Data provided:
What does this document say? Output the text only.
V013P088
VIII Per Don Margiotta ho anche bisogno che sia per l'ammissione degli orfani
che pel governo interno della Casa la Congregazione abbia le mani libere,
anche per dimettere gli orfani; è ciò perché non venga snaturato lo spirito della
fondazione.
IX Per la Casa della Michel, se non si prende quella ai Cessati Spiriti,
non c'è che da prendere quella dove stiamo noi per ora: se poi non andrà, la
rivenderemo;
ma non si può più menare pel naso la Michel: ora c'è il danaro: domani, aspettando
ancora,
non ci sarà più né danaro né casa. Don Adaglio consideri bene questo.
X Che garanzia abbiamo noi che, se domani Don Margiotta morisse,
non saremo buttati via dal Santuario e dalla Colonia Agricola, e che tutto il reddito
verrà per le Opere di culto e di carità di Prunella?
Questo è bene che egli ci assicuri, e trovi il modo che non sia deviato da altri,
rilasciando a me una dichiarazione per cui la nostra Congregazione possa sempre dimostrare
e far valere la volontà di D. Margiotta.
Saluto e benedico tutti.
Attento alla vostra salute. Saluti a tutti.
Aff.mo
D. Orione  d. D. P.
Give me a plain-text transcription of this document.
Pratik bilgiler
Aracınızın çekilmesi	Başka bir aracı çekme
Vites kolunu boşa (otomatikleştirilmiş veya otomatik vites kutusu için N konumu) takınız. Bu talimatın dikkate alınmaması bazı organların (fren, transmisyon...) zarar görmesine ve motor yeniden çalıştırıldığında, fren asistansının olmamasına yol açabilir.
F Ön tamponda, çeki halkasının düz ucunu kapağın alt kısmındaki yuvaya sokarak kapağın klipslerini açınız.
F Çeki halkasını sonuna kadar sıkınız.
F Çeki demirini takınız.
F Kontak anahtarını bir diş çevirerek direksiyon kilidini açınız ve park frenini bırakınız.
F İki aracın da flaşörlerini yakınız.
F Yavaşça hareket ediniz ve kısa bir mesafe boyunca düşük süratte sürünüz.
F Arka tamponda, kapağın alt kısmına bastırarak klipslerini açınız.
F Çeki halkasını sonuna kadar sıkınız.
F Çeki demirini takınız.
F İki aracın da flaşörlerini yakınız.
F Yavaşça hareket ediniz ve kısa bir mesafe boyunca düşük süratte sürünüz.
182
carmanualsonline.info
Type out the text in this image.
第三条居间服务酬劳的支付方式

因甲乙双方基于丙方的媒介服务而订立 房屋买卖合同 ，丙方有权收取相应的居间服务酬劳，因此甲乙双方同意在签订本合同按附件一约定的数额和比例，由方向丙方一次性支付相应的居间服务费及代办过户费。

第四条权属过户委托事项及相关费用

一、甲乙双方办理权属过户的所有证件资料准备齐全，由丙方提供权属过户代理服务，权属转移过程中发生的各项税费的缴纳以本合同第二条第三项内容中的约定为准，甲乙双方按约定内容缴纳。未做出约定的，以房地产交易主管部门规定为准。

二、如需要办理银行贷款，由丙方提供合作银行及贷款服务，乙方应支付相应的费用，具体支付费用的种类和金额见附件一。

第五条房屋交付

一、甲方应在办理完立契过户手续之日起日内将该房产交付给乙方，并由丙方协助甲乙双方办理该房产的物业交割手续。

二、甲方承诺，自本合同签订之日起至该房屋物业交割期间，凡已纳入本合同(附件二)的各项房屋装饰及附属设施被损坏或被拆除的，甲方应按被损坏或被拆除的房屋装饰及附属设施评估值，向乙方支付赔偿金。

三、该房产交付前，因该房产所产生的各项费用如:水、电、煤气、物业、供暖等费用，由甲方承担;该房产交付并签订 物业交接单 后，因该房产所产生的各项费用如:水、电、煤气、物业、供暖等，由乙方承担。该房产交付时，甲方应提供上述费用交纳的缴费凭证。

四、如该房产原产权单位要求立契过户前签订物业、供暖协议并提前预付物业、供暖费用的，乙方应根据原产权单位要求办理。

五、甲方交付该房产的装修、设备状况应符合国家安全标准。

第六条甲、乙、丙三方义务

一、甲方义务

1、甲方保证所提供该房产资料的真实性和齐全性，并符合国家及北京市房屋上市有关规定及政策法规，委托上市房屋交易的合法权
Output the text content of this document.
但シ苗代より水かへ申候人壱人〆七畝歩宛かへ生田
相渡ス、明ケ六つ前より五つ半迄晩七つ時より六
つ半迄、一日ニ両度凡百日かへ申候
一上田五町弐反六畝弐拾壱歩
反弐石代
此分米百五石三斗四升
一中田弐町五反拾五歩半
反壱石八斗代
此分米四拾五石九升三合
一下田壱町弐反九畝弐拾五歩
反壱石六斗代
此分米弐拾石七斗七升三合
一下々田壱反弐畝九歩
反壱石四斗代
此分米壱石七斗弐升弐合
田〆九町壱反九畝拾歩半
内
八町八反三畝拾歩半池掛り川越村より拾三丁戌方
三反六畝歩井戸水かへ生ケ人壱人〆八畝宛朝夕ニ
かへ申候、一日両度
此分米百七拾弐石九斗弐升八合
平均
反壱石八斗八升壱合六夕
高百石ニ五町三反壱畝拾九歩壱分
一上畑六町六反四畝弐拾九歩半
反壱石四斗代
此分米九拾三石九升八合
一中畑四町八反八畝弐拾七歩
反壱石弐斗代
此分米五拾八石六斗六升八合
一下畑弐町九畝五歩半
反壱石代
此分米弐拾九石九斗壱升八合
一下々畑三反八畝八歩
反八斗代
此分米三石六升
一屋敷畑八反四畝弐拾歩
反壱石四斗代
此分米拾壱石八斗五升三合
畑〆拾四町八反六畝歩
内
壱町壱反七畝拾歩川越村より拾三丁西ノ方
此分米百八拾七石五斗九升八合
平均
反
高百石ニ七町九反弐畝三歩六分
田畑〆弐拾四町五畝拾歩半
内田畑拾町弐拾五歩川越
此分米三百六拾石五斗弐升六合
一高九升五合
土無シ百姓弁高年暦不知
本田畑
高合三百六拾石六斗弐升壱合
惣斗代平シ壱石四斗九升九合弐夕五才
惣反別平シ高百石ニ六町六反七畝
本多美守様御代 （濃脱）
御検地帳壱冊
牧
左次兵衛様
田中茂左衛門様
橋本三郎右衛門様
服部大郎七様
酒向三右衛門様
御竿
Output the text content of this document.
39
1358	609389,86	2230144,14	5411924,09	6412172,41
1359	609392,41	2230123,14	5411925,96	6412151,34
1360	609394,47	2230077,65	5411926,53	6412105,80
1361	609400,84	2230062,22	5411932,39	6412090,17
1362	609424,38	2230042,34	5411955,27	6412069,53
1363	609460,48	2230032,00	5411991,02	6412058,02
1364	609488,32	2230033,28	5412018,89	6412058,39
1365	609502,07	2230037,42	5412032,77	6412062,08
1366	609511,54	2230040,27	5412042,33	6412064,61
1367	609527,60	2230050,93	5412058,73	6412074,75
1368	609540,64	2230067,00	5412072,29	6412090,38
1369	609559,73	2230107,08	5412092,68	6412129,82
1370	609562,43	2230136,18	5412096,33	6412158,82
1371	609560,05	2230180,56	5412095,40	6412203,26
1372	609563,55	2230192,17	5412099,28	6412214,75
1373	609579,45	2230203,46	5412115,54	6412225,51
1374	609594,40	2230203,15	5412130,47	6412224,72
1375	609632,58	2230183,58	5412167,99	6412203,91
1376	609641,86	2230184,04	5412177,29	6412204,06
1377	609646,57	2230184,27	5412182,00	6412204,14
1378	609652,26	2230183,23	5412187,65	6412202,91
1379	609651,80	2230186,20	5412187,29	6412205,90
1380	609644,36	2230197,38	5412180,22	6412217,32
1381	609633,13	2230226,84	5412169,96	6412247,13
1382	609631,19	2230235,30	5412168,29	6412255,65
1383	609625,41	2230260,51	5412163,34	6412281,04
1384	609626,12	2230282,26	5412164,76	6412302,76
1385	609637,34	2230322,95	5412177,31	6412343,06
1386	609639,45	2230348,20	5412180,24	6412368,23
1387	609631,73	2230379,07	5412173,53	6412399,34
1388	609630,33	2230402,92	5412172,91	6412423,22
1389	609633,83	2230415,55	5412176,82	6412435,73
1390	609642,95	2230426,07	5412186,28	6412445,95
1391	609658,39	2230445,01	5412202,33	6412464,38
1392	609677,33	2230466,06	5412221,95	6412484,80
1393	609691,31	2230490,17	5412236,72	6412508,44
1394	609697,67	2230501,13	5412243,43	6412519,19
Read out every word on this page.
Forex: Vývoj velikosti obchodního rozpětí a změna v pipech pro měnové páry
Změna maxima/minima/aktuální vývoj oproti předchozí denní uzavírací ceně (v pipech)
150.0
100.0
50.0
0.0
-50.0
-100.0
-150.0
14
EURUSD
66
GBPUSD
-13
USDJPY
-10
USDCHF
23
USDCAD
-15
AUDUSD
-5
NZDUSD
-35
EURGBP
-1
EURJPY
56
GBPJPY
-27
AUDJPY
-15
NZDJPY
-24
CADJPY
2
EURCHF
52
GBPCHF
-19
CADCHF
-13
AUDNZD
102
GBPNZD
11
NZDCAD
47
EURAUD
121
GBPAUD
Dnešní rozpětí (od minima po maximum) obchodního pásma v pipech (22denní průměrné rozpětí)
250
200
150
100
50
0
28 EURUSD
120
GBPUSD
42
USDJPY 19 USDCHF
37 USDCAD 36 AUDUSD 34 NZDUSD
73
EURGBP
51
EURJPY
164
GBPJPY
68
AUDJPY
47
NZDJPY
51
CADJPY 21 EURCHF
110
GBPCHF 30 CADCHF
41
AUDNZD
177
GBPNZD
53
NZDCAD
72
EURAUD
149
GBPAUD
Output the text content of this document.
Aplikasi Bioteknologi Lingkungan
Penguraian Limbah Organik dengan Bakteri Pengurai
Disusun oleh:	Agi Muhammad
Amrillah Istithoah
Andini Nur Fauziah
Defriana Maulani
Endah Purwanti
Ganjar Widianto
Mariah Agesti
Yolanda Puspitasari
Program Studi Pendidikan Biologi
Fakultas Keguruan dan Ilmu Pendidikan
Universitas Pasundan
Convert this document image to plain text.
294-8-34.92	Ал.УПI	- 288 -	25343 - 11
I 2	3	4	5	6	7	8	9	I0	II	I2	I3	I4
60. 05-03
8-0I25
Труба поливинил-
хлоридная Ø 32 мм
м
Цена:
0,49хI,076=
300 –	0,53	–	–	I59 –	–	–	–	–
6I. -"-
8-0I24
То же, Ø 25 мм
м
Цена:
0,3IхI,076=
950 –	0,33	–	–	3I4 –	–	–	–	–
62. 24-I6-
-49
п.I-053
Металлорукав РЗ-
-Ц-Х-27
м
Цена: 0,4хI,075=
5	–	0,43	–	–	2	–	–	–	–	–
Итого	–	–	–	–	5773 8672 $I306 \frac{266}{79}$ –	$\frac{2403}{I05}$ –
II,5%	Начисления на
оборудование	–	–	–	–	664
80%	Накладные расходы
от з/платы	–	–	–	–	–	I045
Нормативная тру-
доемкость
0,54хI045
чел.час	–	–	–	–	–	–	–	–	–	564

Exercise requirements:
Where a line above holds the string "anche", show that line.

Exercise response:
VIII Per Don Margiotta ho anche bisogno che sia per l'ammissione degli orfani
anche per dimettere gli orfani; è ciò perché non venga snaturato lo spirito della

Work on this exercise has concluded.